→ **Task requirements**
Quote all of the data that follows exactly as written, skipping the images.

Stored items
◇ ◇ ◇
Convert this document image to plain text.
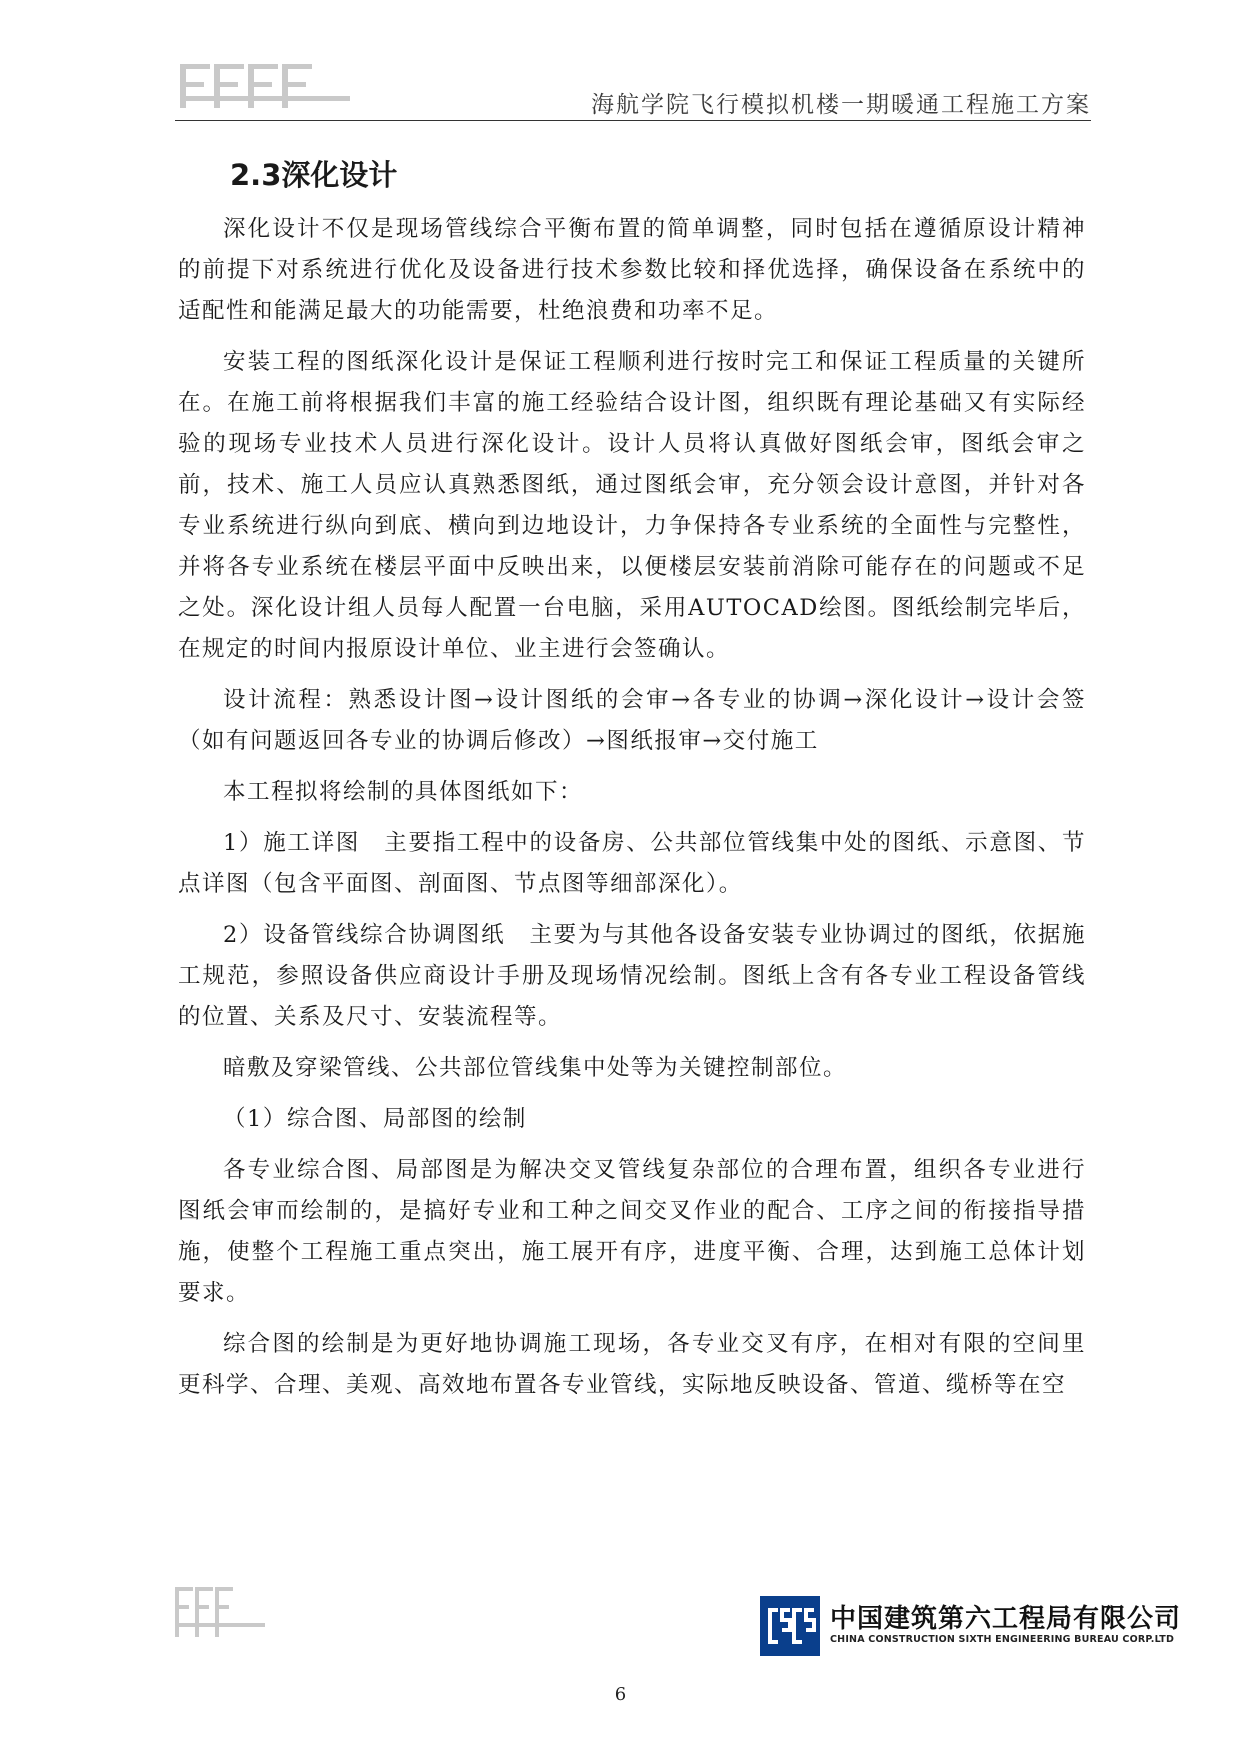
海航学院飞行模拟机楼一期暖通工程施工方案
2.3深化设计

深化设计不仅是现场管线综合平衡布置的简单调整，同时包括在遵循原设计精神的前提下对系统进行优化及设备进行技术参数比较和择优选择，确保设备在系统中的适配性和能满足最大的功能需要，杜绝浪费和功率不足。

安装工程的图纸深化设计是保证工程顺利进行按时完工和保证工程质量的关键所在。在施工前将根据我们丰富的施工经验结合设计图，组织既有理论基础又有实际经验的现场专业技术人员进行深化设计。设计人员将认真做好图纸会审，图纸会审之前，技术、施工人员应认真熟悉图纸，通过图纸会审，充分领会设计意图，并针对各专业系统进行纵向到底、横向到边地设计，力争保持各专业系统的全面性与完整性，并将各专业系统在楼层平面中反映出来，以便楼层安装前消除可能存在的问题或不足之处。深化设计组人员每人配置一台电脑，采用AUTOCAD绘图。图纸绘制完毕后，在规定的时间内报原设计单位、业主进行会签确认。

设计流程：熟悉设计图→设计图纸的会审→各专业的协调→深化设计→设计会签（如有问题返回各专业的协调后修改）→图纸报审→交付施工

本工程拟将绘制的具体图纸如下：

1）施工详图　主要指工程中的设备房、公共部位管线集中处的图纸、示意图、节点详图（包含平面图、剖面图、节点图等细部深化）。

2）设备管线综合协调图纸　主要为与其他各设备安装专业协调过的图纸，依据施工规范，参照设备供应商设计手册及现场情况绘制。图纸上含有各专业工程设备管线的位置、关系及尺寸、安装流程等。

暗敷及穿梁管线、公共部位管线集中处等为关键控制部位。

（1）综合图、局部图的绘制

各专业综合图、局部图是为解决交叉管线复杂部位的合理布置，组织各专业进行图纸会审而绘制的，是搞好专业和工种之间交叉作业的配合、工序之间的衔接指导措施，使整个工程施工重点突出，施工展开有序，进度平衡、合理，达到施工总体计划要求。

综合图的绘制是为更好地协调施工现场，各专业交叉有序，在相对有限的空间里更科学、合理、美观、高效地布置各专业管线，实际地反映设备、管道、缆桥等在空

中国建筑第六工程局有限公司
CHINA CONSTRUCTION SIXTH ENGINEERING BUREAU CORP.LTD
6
◇ ◇ ◇
→ **The solution**
Convert this document image to plain text.
海航学院飞行模拟机楼一期暖通工程施工方案
2.3深化设计

深化设计不仅是现场管线综合平衡布置的简单调整，同时包括在遵循原设计精神的前提下对系统进行优化及设备进行技术参数比较和择优选择，确保设备在系统中的适配性和能满足最大的功能需要，杜绝浪费和功率不足。

安装工程的图纸深化设计是保证工程顺利进行按时完工和保证工程质量的关键所在。在施工前将根据我们丰富的施工经验结合设计图，组织既有理论基础又有实际经验的现场专业技术人员进行深化设计。设计人员将认真做好图纸会审，图纸会审之前，技术、施工人员应认真熟悉图纸，通过图纸会审，充分领会设计意图，并针对各专业系统进行纵向到底、横向到边地设计，力争保持各专业系统的全面性与完整性，并将各专业系统在楼层平面中反映出来，以便楼层安装前消除可能存在的问题或不足之处。深化设计组人员每人配置一台电脑，采用AUTOCAD绘图。图纸绘制完毕后，在规定的时间内报原设计单位、业主进行会签确认。

设计流程：熟悉设计图→设计图纸的会审→各专业的协调→深化设计→设计会签（如有问题返回各专业的协调后修改）→图纸报审→交付施工

本工程拟将绘制的具体图纸如下：

1）施工详图　主要指工程中的设备房、公共部位管线集中处的图纸、示意图、节点详图（包含平面图、剖面图、节点图等细部深化）。

2）设备管线综合协调图纸　主要为与其他各设备安装专业协调过的图纸，依据施工规范，参照设备供应商设计手册及现场情况绘制。图纸上含有各专业工程设备管线的位置、关系及尺寸、安装流程等。

暗敷及穿梁管线、公共部位管线集中处等为关键控制部位。

（1）综合图、局部图的绘制

各专业综合图、局部图是为解决交叉管线复杂部位的合理布置，组织各专业进行图纸会审而绘制的，是搞好专业和工种之间交叉作业的配合、工序之间的衔接指导措施，使整个工程施工重点突出，施工展开有序，进度平衡、合理，达到施工总体计划要求。

综合图的绘制是为更好地协调施工现场，各专业交叉有序，在相对有限的空间里更科学、合理、美观、高效地布置各专业管线，实际地反映设备、管道、缆桥等在空

中国建筑第六工程局有限公司
CHINA CONSTRUCTION SIXTH ENGINEERING BUREAU CORP.LTD
6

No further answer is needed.